Biomod s'est donnée une autre mission : relancer une industrie en déclin. " Notre technologie permettra aux industriels québécois de commercialiser des articles textiles à très haute valeur ajoutée ", ajoute Mme Théberge.
Biomod affirme que ses technologies permettent d'imprimer des formules d'ingrédients actifs ou réactifs humides, secs ou semi-solides à pratiquement 95 % des matériaux textiles offerts sur le marché.
De la recherche à la commercialisation
Biomod est née d'un voyage en Europe lorsque Mme Théberge, alors v.-p. marketing pour une firme californienne du secteur vestimentaire, découvre un tissu imprégné d'aloès encapsulée.
Elle entrevoit l'énorme potentiel de la micro-encapsulation sur textile et s'associe avec Isabelle Boudreault, une conceptrice de produits expérimentée oeuvrant dans l'industrie du vêtement, pour lancer l'entreprise en 2005.
" J'avais transformé une pièce de la maison en laboratoire et bureau ", se rappelle Mme Théberge. Leurs recherches s'intensifient, et elles mettent à contribution l'expertise de physico-chimistes et de cosmétologues pour développer un nouveau procédé de transfert.
La première application d'un hydratant microtextilisé a été réalisée sur des gants et des bas. " C'était un concept pour démontrer la technologie. Mais la preuve a été concluante et on en a fait un produit qui commence à générer des revenus. "
L'entreprise a signé des ententes avec des réseaux de salons de beauté et des spas. Elle est aussi en pourparlers avec trois grandes chaînes pharmaceutiques présentes au Québec et s'apprête même à réaliser des ventes dans le reste du Canada, aux États-Unis et en Europe. Biomod travaille également en collaboration avec un manufacturier de gants pour les travailleurs.
En cours de route, l'entreprise s'est installée dans l'incubateur de l'Institut des matériaux industriels de Boucherville.
" Ça nous permet de travailler non seulement avec des chercheurs réputés, mais aussi avec du matériel et de l'équipement que nous ne pourrions pas encore nous payer ", dit Mme Théberge.

::::::::::

| CONSIGNES DE TRAVAIL |
1 – Traduisez en anglais la phrase suivante de l'extrait sur Biomod : « En cours de route, l'entreprise s'est installée dans l'incubateur de l'Institut des matériaux industriels de Boucherville. »
2 – D'après l'extrait sur Biomod, indiquez si chacune des affirmations suivantes est exacte en répondant par oui ou par non. Citez chaque fois les mots du texte qui tranchent.
(a) L'entreprise a été lancée en 2005.
(b) Le premier hydratant microtextilisé a été appliqué sur des chemises.
(c) Biomod a déjà conclu des ententes avec trois grandes chaînes pharmaceutiques.
3 – Présentez sous forme de liste les principaux faits du paragraphe de l'extrait sur Biomod qui commence par « L'entreprise a signé des ententes ».

Entrées de données enregistrées:

::::::::::

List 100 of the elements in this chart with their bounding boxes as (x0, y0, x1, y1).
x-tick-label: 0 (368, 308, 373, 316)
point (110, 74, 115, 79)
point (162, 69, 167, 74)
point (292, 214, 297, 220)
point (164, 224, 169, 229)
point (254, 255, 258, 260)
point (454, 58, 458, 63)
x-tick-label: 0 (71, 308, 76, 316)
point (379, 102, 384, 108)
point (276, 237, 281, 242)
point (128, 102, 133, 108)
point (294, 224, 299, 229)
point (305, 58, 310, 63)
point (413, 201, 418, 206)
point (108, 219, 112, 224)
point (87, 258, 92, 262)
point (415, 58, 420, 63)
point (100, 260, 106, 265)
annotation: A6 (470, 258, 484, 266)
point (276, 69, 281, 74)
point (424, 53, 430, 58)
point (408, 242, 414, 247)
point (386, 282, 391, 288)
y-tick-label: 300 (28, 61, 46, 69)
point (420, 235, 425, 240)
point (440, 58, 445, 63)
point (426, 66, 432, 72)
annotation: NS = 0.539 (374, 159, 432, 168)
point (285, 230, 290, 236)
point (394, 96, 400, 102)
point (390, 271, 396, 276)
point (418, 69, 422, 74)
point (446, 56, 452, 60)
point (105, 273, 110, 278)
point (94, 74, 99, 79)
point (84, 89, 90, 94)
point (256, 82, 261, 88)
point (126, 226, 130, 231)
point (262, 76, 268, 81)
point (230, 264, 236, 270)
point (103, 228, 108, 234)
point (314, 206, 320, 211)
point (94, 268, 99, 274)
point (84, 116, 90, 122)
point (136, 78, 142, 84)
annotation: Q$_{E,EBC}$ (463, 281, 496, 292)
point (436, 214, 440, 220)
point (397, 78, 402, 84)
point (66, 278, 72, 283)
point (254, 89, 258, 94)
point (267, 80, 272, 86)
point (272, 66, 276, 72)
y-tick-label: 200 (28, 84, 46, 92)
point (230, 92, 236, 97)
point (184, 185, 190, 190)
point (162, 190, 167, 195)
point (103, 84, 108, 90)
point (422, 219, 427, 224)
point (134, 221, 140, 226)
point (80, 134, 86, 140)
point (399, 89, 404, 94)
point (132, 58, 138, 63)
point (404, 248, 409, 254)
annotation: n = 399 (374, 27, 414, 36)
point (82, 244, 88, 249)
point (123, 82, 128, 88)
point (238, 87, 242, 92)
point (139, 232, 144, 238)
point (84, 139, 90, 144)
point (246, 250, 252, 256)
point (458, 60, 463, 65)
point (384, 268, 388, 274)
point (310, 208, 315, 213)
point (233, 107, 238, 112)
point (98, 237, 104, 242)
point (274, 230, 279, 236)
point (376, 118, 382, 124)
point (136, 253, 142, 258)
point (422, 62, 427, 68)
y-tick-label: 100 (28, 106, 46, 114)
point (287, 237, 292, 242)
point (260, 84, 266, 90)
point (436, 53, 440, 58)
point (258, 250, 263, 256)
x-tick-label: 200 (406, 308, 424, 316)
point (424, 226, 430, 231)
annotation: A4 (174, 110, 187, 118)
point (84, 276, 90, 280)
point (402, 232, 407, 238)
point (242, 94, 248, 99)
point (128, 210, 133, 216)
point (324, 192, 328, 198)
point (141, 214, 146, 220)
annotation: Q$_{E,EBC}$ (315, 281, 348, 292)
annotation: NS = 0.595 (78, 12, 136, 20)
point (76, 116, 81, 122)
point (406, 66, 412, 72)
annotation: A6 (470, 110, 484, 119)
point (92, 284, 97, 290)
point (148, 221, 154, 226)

::::::::::

| SOLUTIONS PAR TÂCHE |
1 – Along the way, the company moved into the incubator of the Institut des matériaux industriels in Boucherville.

2 –
(a) Oui : « pour lancer l'entreprise en 2005 ».
(b) Non : « La première application d'un hydratant microtextilisé a été réalisée sur des gants et des bas. »
(c) Non : « Elle est aussi en pourparlers avec trois grandes chaînes pharmaceutiques présentes au Québec ».

3 –
- Ententes signées avec des réseaux de salons de beauté et des spas.
- Pourparlers en cours avec trois grandes chaînes pharmaceutiques présentes au Québec.
- Ventes prochaines dans le reste du Canada, aux États-Unis et en Europe.
- Collaboration avec un manufacturier de gants pour les travailleurs.